-- Supplied data start --

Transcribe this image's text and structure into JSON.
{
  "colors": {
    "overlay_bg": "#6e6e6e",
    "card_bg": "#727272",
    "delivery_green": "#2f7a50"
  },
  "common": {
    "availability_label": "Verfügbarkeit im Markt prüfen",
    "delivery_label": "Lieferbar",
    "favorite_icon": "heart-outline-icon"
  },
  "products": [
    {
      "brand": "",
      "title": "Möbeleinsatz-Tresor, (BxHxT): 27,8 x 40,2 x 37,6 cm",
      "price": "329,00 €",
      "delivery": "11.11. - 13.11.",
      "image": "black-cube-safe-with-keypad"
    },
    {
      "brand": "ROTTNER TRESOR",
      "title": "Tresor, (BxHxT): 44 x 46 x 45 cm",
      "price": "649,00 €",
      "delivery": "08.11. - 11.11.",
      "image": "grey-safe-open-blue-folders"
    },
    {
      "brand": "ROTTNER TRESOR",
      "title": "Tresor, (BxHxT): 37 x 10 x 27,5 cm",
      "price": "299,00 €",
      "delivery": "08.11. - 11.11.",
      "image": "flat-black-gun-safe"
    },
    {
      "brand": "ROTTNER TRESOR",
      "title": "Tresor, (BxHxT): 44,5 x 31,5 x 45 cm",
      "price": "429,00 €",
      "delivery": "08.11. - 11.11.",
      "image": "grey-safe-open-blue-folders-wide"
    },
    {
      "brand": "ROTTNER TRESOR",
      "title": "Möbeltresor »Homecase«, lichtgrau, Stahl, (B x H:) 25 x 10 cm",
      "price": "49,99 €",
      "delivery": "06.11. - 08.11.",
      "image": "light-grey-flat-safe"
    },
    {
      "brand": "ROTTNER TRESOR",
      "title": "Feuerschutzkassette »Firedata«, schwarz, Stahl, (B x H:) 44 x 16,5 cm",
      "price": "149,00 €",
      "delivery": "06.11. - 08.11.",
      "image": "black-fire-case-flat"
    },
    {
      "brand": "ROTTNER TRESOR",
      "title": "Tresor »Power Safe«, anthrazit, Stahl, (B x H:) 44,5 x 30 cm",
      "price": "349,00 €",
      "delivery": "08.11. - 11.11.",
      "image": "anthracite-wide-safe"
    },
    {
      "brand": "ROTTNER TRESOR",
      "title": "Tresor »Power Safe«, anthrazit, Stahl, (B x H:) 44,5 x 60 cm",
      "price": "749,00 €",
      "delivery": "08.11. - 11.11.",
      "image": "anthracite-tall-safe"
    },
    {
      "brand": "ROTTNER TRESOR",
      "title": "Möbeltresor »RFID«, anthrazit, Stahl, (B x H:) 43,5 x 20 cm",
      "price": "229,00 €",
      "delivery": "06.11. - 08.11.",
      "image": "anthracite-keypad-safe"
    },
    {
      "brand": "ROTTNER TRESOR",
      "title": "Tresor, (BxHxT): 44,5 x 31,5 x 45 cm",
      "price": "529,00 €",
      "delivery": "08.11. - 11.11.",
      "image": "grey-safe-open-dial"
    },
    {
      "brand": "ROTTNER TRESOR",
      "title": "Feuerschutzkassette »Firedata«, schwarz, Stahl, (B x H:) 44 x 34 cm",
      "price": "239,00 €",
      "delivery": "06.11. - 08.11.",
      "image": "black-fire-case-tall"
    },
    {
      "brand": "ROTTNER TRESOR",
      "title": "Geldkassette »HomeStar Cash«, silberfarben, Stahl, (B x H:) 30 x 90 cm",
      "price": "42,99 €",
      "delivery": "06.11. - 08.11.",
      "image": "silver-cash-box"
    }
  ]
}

-- Supplied data end --

▸ The request
Write every entry out again exactly.

▸ Result of the exercise
Transcribe this image's text and structure into JSON.
{
  "colors": {
    "overlay_bg": "#6e6e6e",
    "card_bg": "#727272",
    "delivery_green": "#2f7a50"
  },
  "common": {
    "availability_label": "Verfügbarkeit im Markt prüfen",
    "delivery_label": "Lieferbar",
    "favorite_icon": "heart-outline-icon"
  },
  "products": [
    {
      "brand": "",
      "title": "Möbeleinsatz-Tresor, (BxHxT): 27,8 x 40,2 x 37,6 cm",
      "price": "329,00 €",
      "delivery": "11.11. - 13.11.",
      "image": "black-cube-safe-with-keypad"
    },
    {
      "brand": "ROTTNER TRESOR",
      "title": "Tresor, (BxHxT): 44 x 46 x 45 cm",
      "price": "649,00 €",
      "delivery": "08.11. - 11.11.",
      "image": "grey-safe-open-blue-folders"
    },
    {
      "brand": "ROTTNER TRESOR",
      "title": "Tresor, (BxHxT): 37 x 10 x 27,5 cm",
      "price": "299,00 €",
      "delivery": "08.11. - 11.11.",
      "image": "flat-black-gun-safe"
    },
    {
      "brand": "ROTTNER TRESOR",
      "title": "Tresor, (BxHxT): 44,5 x 31,5 x 45 cm",
      "price": "429,00 €",
      "delivery": "08.11. - 11.11.",
      "image": "grey-safe-open-blue-folders-wide"
    },
    {
      "brand": "ROTTNER TRESOR",
      "title": "Möbeltresor »Homecase«, lichtgrau, Stahl, (B x H:) 25 x 10 cm",
      "price": "49,99 €",
      "delivery": "06.11. - 08.11.",
      "image": "light-grey-flat-safe"
    },
    {
      "brand": "ROTTNER TRESOR",
      "title": "Feuerschutzkassette »Firedata«, schwarz, Stahl, (B x H:) 44 x 16,5 cm",
      "price": "149,00 €",
      "delivery": "06.11. - 08.11.",
      "image": "black-fire-case-flat"
    },
    {
      "brand": "ROTTNER TRESOR",
      "title": "Tresor »Power Safe«, anthrazit, Stahl, (B x H:) 44,5 x 30 cm",
      "price": "349,00 €",
      "delivery": "08.11. - 11.11.",
      "image": "anthracite-wide-safe"
    },
    {
      "brand": "ROTTNER TRESOR",
      "title": "Tresor »Power Safe«, anthrazit, Stahl, (B x H:) 44,5 x 60 cm",
      "price": "749,00 €",
      "delivery": "08.11. - 11.11.",
      "image": "anthracite-tall-safe"
    },
    {
      "brand": "ROTTNER TRESOR",
      "title": "Möbeltresor »RFID«, anthrazit, Stahl, (B x H:) 43,5 x 20 cm",
      "price": "229,00 €",
      "delivery": "06.11. - 08.11.",
      "image": "anthracite-keypad-safe"
    },
    {
      "brand": "ROTTNER TRESOR",
      "title": "Tresor, (BxHxT): 44,5 x 31,5 x 45 cm",
      "price": "529,00 €",
      "delivery": "08.11. - 11.11.",
      "image": "grey-safe-open-dial"
    },
    {
      "brand": "ROTTNER TRESOR",
      "title": "Feuerschutzkassette »Firedata«, schwarz, Stahl, (B x H:) 44 x 34 cm",
      "price": "239,00 €",
      "delivery": "06.11. - 08.11.",
      "image": "black-fire-case-tall"
    },
    {
      "brand": "ROTTNER TRESOR",
      "title": "Geldkassette »HomeStar Cash«, silberfarben, Stahl, (B x H:) 30 x 90 cm",
      "price": "42,99 €",
      "delivery": "06.11. - 08.11.",
      "image": "silver-cash-box"
    }
  ]
}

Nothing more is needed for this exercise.